SUPPLIED INFORMATION ▸
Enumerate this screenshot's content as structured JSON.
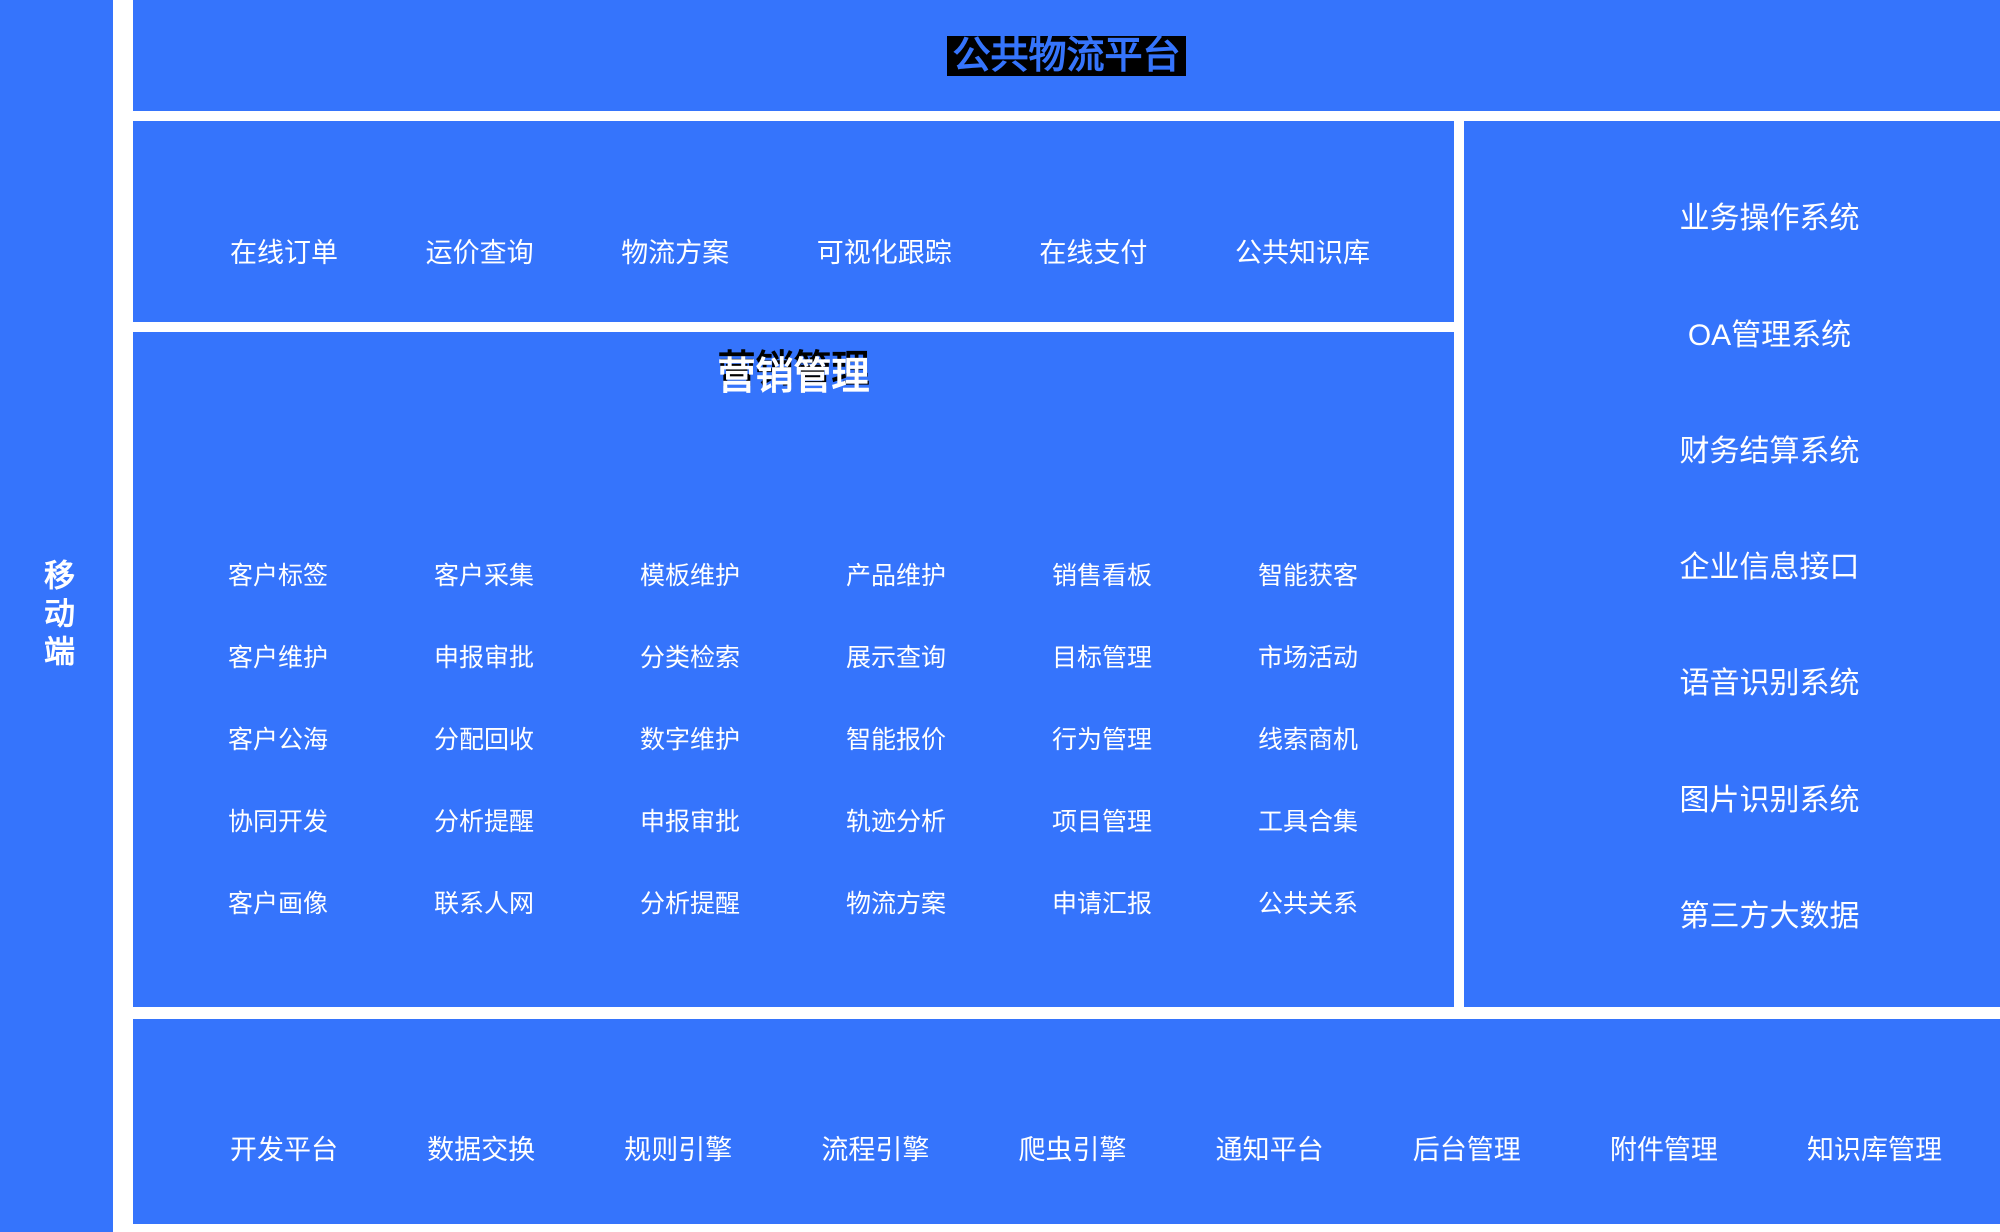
{
  "colors": {
    "panel_blue": "#3574fc",
    "page_background": "#ffffff",
    "top_title_background": "#000000",
    "text": "#ffffff",
    "marketing_title_shadow": "#000000"
  },
  "sidebar": {
    "label": "移动端"
  },
  "top_bar": {
    "title": "公共物流平台"
  },
  "services_row": {
    "items": [
      "在线订单",
      "运价查询",
      "物流方案",
      "可视化跟踪",
      "在线支付",
      "公共知识库"
    ]
  },
  "marketing_panel": {
    "title": "营销管理",
    "grid": [
      [
        "客户标签",
        "客户采集",
        "模板维护",
        "产品维护",
        "销售看板",
        "智能获客"
      ],
      [
        "客户维护",
        "申报审批",
        "分类检索",
        "展示查询",
        "目标管理",
        "市场活动"
      ],
      [
        "客户公海",
        "分配回收",
        "数字维护",
        "智能报价",
        "行为管理",
        "线索商机"
      ],
      [
        "协同开发",
        "分析提醒",
        "申报审批",
        "轨迹分析",
        "项目管理",
        "工具合集"
      ],
      [
        "客户画像",
        "联系人网",
        "分析提醒",
        "物流方案",
        "申请汇报",
        "公共关系"
      ]
    ]
  },
  "right_panel": {
    "items": [
      "业务操作系统",
      "OA管理系统",
      "财务结算系统",
      "企业信息接口",
      "语音识别系统",
      "图片识别系统",
      "第三方大数据"
    ]
  },
  "bottom_bar": {
    "items": [
      "开发平台",
      "数据交换",
      "规则引擎",
      "流程引擎",
      "爬虫引擎",
      "通知平台",
      "后台管理",
      "附件管理",
      "知识库管理"
    ]
  }
}
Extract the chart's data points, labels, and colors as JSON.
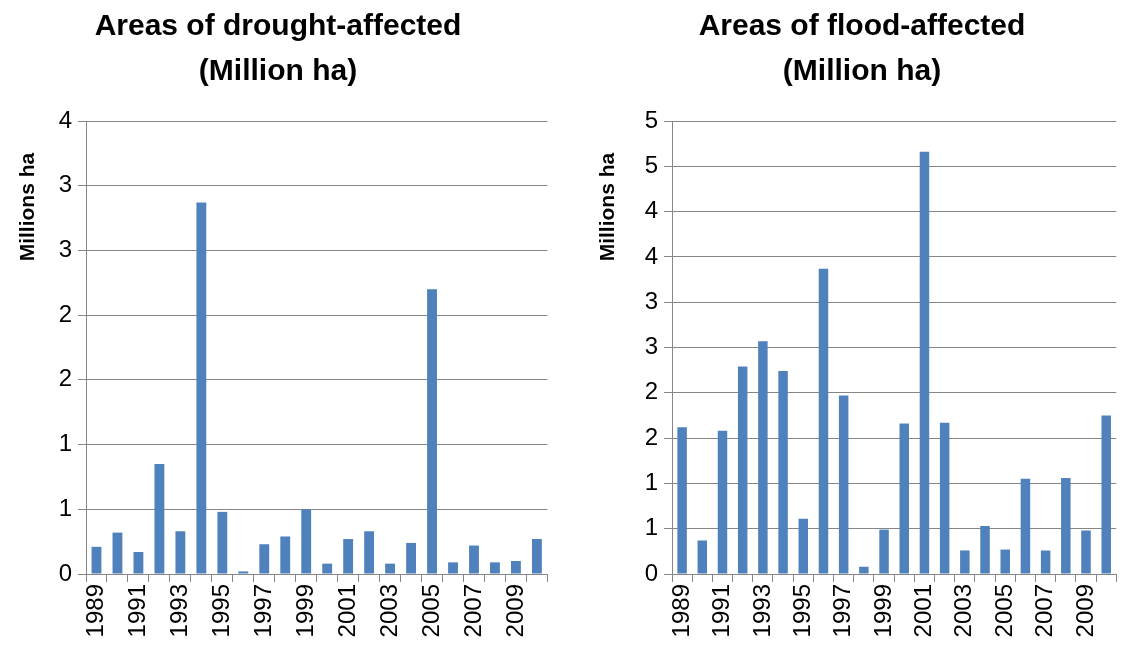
{
  "chart_data": [
    {
      "type": "bar",
      "title": "Areas of drought-affected (Million ha)",
      "ylabel": "Millions ha",
      "categories": [
        "1989",
        null,
        "1991",
        null,
        "1993",
        null,
        "1995",
        null,
        "1997",
        null,
        "1999",
        null,
        "2001",
        null,
        "2003",
        null,
        "2005",
        null,
        "2007",
        null,
        "2009",
        null
      ],
      "values": [
        0.21,
        0.32,
        0.17,
        0.85,
        0.33,
        2.87,
        0.48,
        0.02,
        0.23,
        0.29,
        0.5,
        0.08,
        0.27,
        0.33,
        0.08,
        0.24,
        2.2,
        0.09,
        0.22,
        0.09,
        0.1,
        0.27
      ],
      "color": "#4f81bd",
      "ylim": [
        0,
        3.5
      ],
      "yticks": [
        0,
        {
          "value": 0.5,
          "label": "1"
        },
        1,
        {
          "value": 1.5,
          "label": "2"
        },
        2,
        {
          "value": 2.5,
          "label": "3"
        },
        3,
        {
          "value": 3.5,
          "label": "4"
        }
      ],
      "grid": "y"
    },
    {
      "type": "bar",
      "title": "Areas of flood-affected (Million ha)",
      "ylabel": "Millions ha",
      "categories": [
        "1989",
        null,
        "1991",
        null,
        "1993",
        null,
        "1995",
        null,
        "1997",
        null,
        "1999",
        null,
        "2001",
        null,
        "2003",
        null,
        "2005",
        null,
        "2007",
        null,
        "2009",
        null
      ],
      "values": [
        1.62,
        0.37,
        1.58,
        2.29,
        2.57,
        2.24,
        0.61,
        3.37,
        1.97,
        0.08,
        0.49,
        1.66,
        4.66,
        1.67,
        0.26,
        0.53,
        0.27,
        1.05,
        0.26,
        1.06,
        0.48,
        1.75
      ],
      "color": "#4f81bd",
      "ylim": [
        0,
        5
      ],
      "yticks": [
        0,
        {
          "value": 0.5,
          "label": "1"
        },
        1,
        {
          "value": 1.5,
          "label": "2"
        },
        2,
        {
          "value": 2.5,
          "label": "3"
        },
        3,
        {
          "value": 3.5,
          "label": "4"
        },
        4,
        {
          "value": 4.5,
          "label": "5"
        },
        5
      ],
      "grid": "y"
    }
  ]
}
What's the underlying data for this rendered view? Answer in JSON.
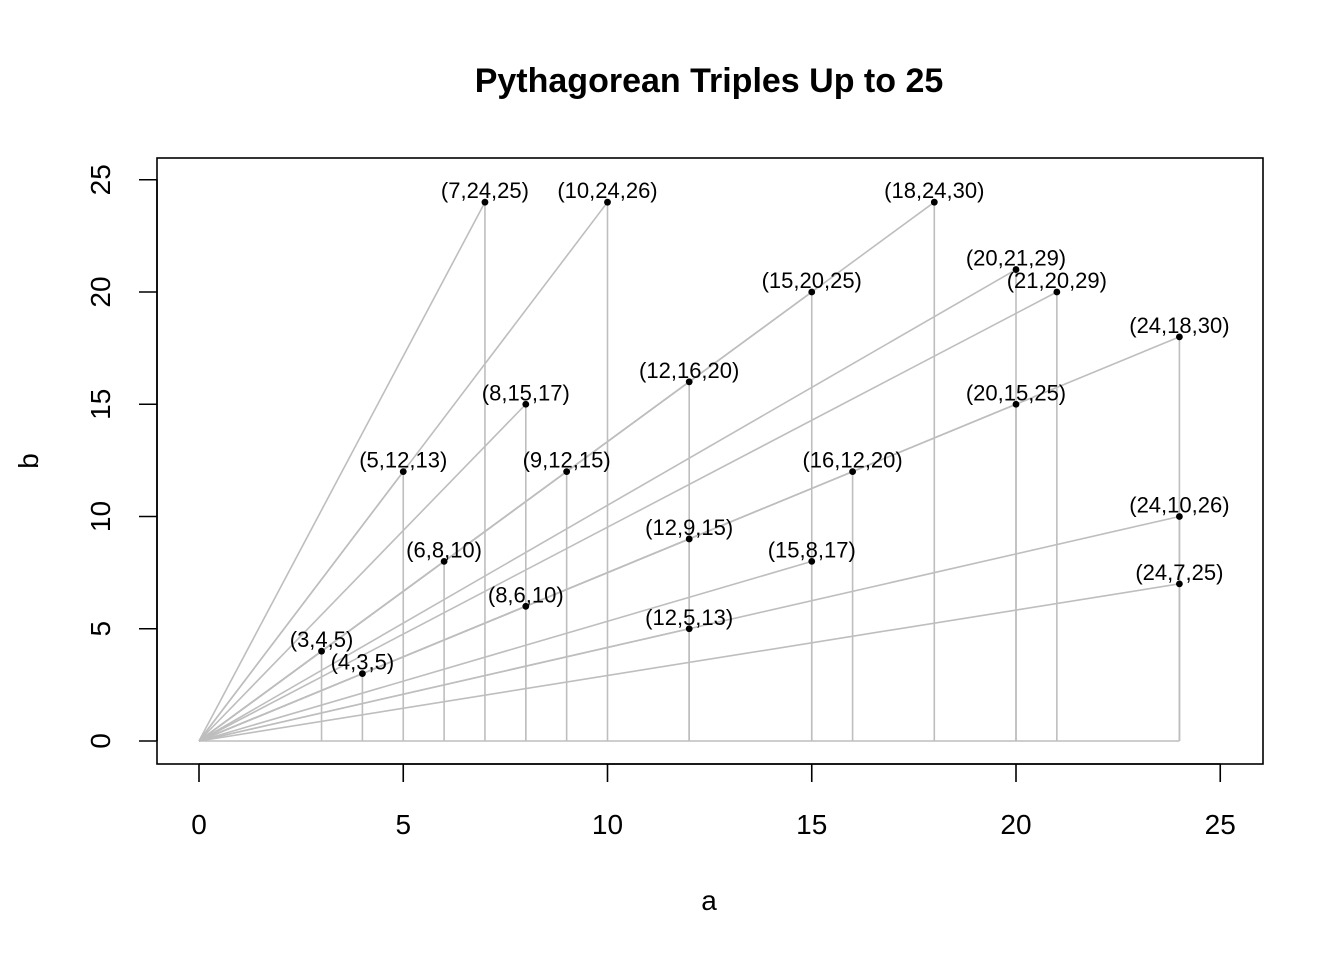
{
  "chart_data": {
    "type": "scatter",
    "title": "Pythagorean Triples Up to 25",
    "xlabel": "a",
    "ylabel": "b",
    "xlim": [
      0,
      25
    ],
    "ylim": [
      0,
      25
    ],
    "xticks": [
      0,
      5,
      10,
      15,
      20,
      25
    ],
    "yticks": [
      0,
      5,
      10,
      15,
      20,
      25
    ],
    "grid": false,
    "colors": {
      "points": "#000000",
      "lines": "#bebebe",
      "frame": "#000000"
    },
    "points": [
      {
        "a": 3,
        "b": 4,
        "label": "(3,4,5)"
      },
      {
        "a": 4,
        "b": 3,
        "label": "(4,3,5)"
      },
      {
        "a": 5,
        "b": 12,
        "label": "(5,12,13)"
      },
      {
        "a": 6,
        "b": 8,
        "label": "(6,8,10)"
      },
      {
        "a": 7,
        "b": 24,
        "label": "(7,24,25)"
      },
      {
        "a": 8,
        "b": 6,
        "label": "(8,6,10)"
      },
      {
        "a": 8,
        "b": 15,
        "label": "(8,15,17)"
      },
      {
        "a": 9,
        "b": 12,
        "label": "(9,12,15)"
      },
      {
        "a": 10,
        "b": 24,
        "label": "(10,24,26)"
      },
      {
        "a": 12,
        "b": 5,
        "label": "(12,5,13)"
      },
      {
        "a": 12,
        "b": 9,
        "label": "(12,9,15)"
      },
      {
        "a": 12,
        "b": 16,
        "label": "(12,16,20)"
      },
      {
        "a": 15,
        "b": 8,
        "label": "(15,8,17)"
      },
      {
        "a": 15,
        "b": 20,
        "label": "(15,20,25)"
      },
      {
        "a": 16,
        "b": 12,
        "label": "(16,12,20)"
      },
      {
        "a": 18,
        "b": 24,
        "label": "(18,24,30)"
      },
      {
        "a": 20,
        "b": 15,
        "label": "(20,15,25)"
      },
      {
        "a": 20,
        "b": 21,
        "label": "(20,21,29)"
      },
      {
        "a": 21,
        "b": 20,
        "label": "(21,20,29)"
      },
      {
        "a": 24,
        "b": 7,
        "label": "(24,7,25)"
      },
      {
        "a": 24,
        "b": 10,
        "label": "(24,10,26)"
      },
      {
        "a": 24,
        "b": 18,
        "label": "(24,18,30)"
      }
    ]
  }
}
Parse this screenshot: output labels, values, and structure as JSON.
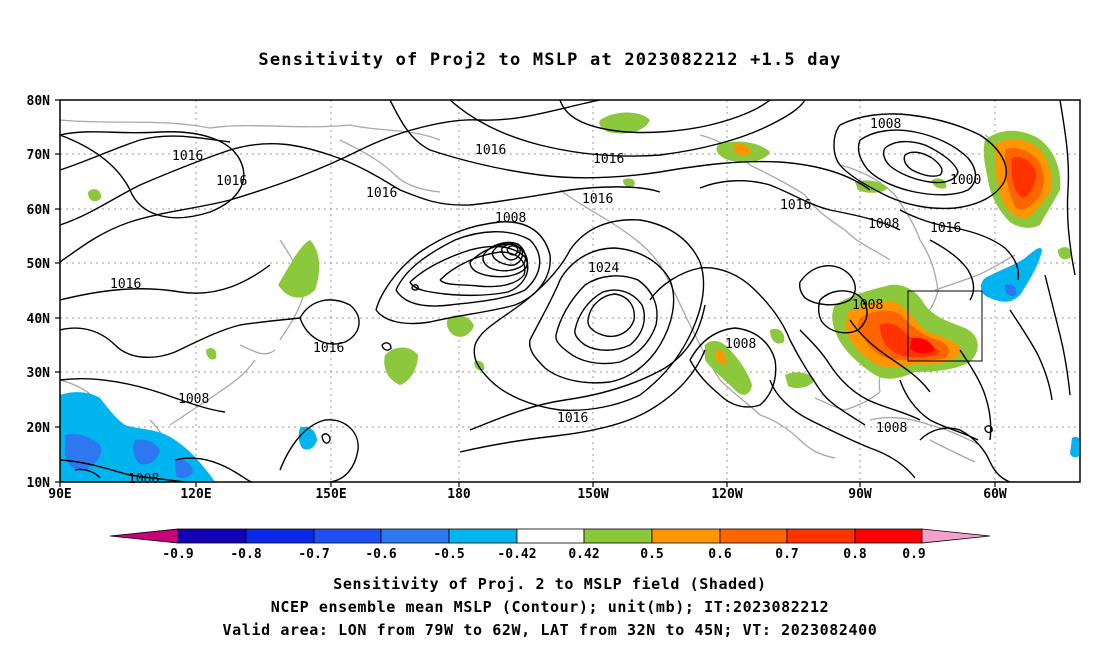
{
  "title": "Sensitivity of Proj2 to MSLP at 2023082212 +1.5 day",
  "lat_ticks": [
    "80N",
    "70N",
    "60N",
    "50N",
    "40N",
    "30N",
    "20N",
    "10N"
  ],
  "lon_ticks": [
    "90E",
    "120E",
    "150E",
    "180",
    "150W",
    "120W",
    "90W",
    "60W"
  ],
  "contour_labels": [
    "1016",
    "1016",
    "1016",
    "1016",
    "1016",
    "1016",
    "1016",
    "1016",
    "1016",
    "1016",
    "1008",
    "1008",
    "1008",
    "1008",
    "1008",
    "1008",
    "1008",
    "1008",
    "1024",
    "1000"
  ],
  "colorbar": {
    "labels": [
      "-0.9",
      "-0.8",
      "-0.7",
      "-0.6",
      "-0.5",
      "-0.42",
      "0.42",
      "0.5",
      "0.6",
      "0.7",
      "0.8",
      "0.9"
    ],
    "colors": [
      "#c8007a",
      "#1400b4",
      "#0a28e6",
      "#1e50f0",
      "#2d78f0",
      "#00b4f0",
      "#ffffff",
      "#8cc83c",
      "#ff9600",
      "#ff6400",
      "#ff3200",
      "#ff0000",
      "#f5a0c8"
    ]
  },
  "captions": {
    "line1": "Sensitivity of Proj. 2 to MSLP field (Shaded)",
    "line2": "NCEP ensemble mean MSLP (Contour); unit(mb); IT:2023082212",
    "line3": "Valid area: LON from 79W to 62W, LAT from 32N to 45N; VT: 2023082400"
  }
}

DIRECTIVE ▸
Go through the records and pull out each line that includes the word "JSON".

SOLUTION FOR THIS EXERCISE ▸
Enumerate this screenshot's content as structured JSON.
Extract the chart's data points, labels, and colors as JSON.
What's the underlying data for this rendered view? Answer in JSON.
Parse this screenshot: output labels, values, and structure as JSON.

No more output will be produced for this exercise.